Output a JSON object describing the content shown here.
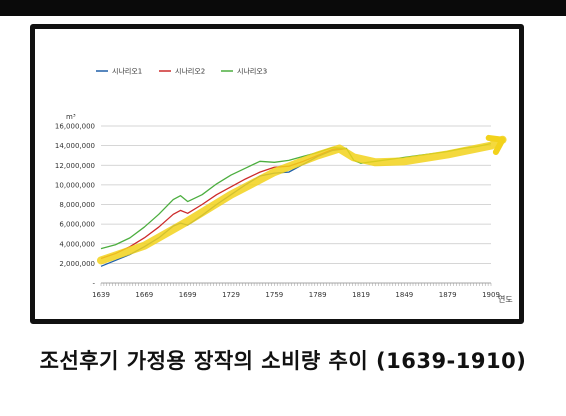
{
  "caption": "조선후기 가정용 장작의 소비량 추이 (1639-1910)",
  "chart_data": {
    "type": "line",
    "ylabel": "m³",
    "xlabel": "연도",
    "xlim": [
      1639,
      1910
    ],
    "ylim": [
      0,
      16000000
    ],
    "x_ticks": [
      "1639",
      "1669",
      "1699",
      "1729",
      "1759",
      "1789",
      "1819",
      "1849",
      "1879",
      "1909"
    ],
    "y_ticks": [
      "-",
      "2,000,000",
      "4,000,000",
      "6,000,000",
      "8,000,000",
      "10,000,000",
      "12,000,000",
      "14,000,000",
      "16,000,000"
    ],
    "grid": true,
    "legend_position": "top-center",
    "series": [
      {
        "name": "시나리오1",
        "color": "#1f5fa8",
        "x": [
          1639,
          1649,
          1659,
          1669,
          1679,
          1689,
          1694,
          1699,
          1709,
          1719,
          1729,
          1739,
          1749,
          1759,
          1769,
          1779,
          1789,
          1799,
          1809
        ],
        "y": [
          1700000,
          2300000,
          2900000,
          3700000,
          4600000,
          5800000,
          6100000,
          5900000,
          6900000,
          8000000,
          9000000,
          10000000,
          10900000,
          11200000,
          11300000,
          12100000,
          12900000,
          13500000,
          13700000
        ]
      },
      {
        "name": "시나리오2",
        "color": "#cc2a2a",
        "x": [
          1639,
          1649,
          1659,
          1669,
          1679,
          1689,
          1694,
          1699,
          1709,
          1719,
          1729,
          1739,
          1749,
          1759,
          1769,
          1779,
          1789,
          1799,
          1809
        ],
        "y": [
          2500000,
          3000000,
          3700000,
          4600000,
          5700000,
          7000000,
          7400000,
          7100000,
          8000000,
          9000000,
          9800000,
          10600000,
          11300000,
          11800000,
          11900000,
          12400000,
          13000000,
          13600000,
          13700000
        ]
      },
      {
        "name": "시나리오3",
        "color": "#4cae3f",
        "x": [
          1639,
          1649,
          1659,
          1669,
          1679,
          1689,
          1694,
          1699,
          1709,
          1719,
          1729,
          1739,
          1749,
          1759,
          1769,
          1779,
          1789,
          1799,
          1809,
          1814,
          1819,
          1829,
          1839,
          1849,
          1859,
          1869,
          1879,
          1889,
          1899,
          1909
        ],
        "y": [
          3500000,
          3900000,
          4600000,
          5700000,
          7000000,
          8500000,
          8900000,
          8300000,
          9000000,
          10100000,
          11000000,
          11700000,
          12400000,
          12300000,
          12500000,
          12900000,
          13300000,
          13800000,
          13700000,
          12500000,
          12200000,
          12400000,
          12600000,
          12800000,
          13000000,
          13200000,
          13400000,
          13700000,
          13900000,
          14200000
        ]
      }
    ],
    "annotation": {
      "type": "hand-drawn-arrow",
      "color": "#f2d21b",
      "x": [
        1639,
        1669,
        1699,
        1729,
        1759,
        1789,
        1804,
        1814,
        1829,
        1849,
        1879,
        1909,
        1917
      ],
      "y": [
        2300000,
        3800000,
        6300000,
        9000000,
        11300000,
        13000000,
        13700000,
        12800000,
        12300000,
        12400000,
        13100000,
        14000000,
        14600000
      ]
    }
  }
}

══════

-- Problem requirements --
List the lines of the entries that include "color".

-- Task answer --
        "color": "#1f5fa8",
        "color": "#cc2a2a",
        "color": "#4cae3f",
      "color": "#f2d21b",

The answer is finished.